>>

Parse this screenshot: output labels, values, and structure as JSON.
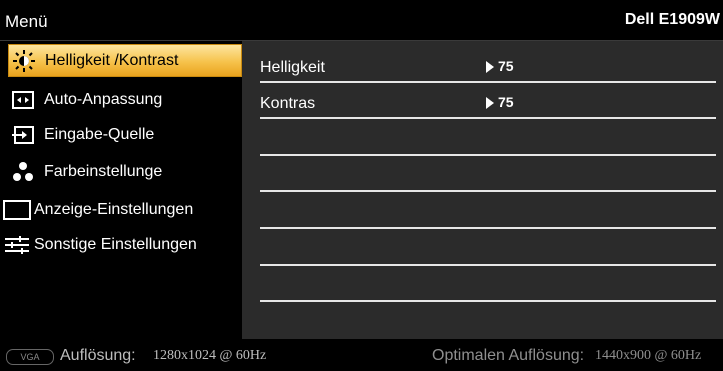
{
  "header": {
    "title": "Menü",
    "model": "Dell E1909W"
  },
  "sidebar": {
    "items": [
      {
        "label": "Helligkeit /Kontrast",
        "icon": "brightness-icon",
        "active": true
      },
      {
        "label": "Auto-Anpassung",
        "icon": "auto-adjust-icon",
        "active": false
      },
      {
        "label": "Eingabe-Quelle",
        "icon": "input-source-icon",
        "active": false
      },
      {
        "label": "Farbeinstellunge",
        "icon": "color-settings-icon",
        "active": false
      },
      {
        "label": "Anzeige-Einstellungen",
        "icon": "display-settings-icon",
        "active": false
      },
      {
        "label": "Sonstige Einstellungen",
        "icon": "other-settings-icon",
        "active": false
      }
    ]
  },
  "panel": {
    "rows": [
      {
        "name": "Helligkeit",
        "value": "75"
      },
      {
        "name": "Kontras",
        "value": "75"
      }
    ]
  },
  "status": {
    "connector": "VGA",
    "resolution_label": "Auflösung:",
    "resolution_value": "1280x1024 @ 60Hz",
    "optimal_label": "Optimalen Auflösung:",
    "optimal_value": "1440x900 @ 60Hz"
  },
  "colors": {
    "highlight": "#f6c24b",
    "panel_bg": "#2b2b2b",
    "background": "#000000"
  }
}
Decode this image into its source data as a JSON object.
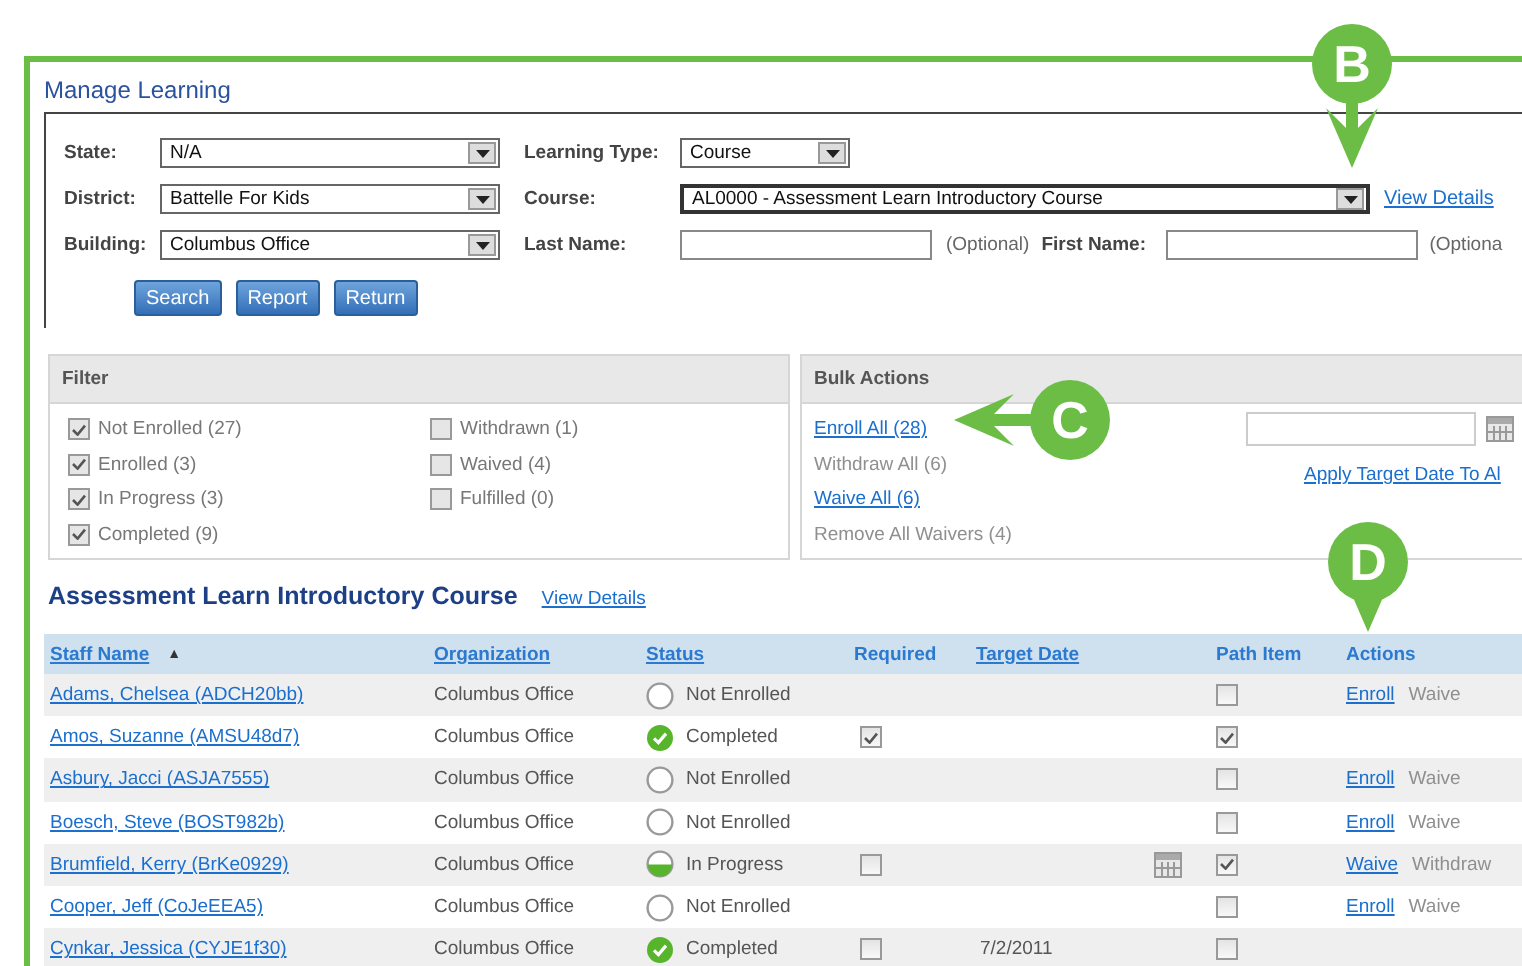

<<

Every entry above is to be set down exactly; the pictures are to be left out.

## REPLY TO THE TASK
Parse this screenshot: output labels, values, and structure as JSON.
{
  "header": {
    "title": "Menü",
    "model": "Dell E1909W"
  },
  "sidebar": {
    "items": [
      {
        "label": "Helligkeit /Kontrast",
        "icon": "brightness-icon",
        "active": true
      },
      {
        "label": "Auto-Anpassung",
        "icon": "auto-adjust-icon",
        "active": false
      },
      {
        "label": "Eingabe-Quelle",
        "icon": "input-source-icon",
        "active": false
      },
      {
        "label": "Farbeinstellunge",
        "icon": "color-settings-icon",
        "active": false
      },
      {
        "label": "Anzeige-Einstellungen",
        "icon": "display-settings-icon",
        "active": false
      },
      {
        "label": "Sonstige Einstellungen",
        "icon": "other-settings-icon",
        "active": false
      }
    ]
  },
  "panel": {
    "rows": [
      {
        "name": "Helligkeit",
        "value": "75"
      },
      {
        "name": "Kontras",
        "value": "75"
      }
    ]
  },
  "status": {
    "connector": "VGA",
    "resolution_label": "Auflösung:",
    "resolution_value": "1280x1024 @ 60Hz",
    "optimal_label": "Optimalen Auflösung:",
    "optimal_value": "1440x900 @ 60Hz"
  },
  "colors": {
    "highlight": "#f6c24b",
    "panel_bg": "#2b2b2b",
    "background": "#000000"
  }
}
Decode this image into its source data as a JSON object.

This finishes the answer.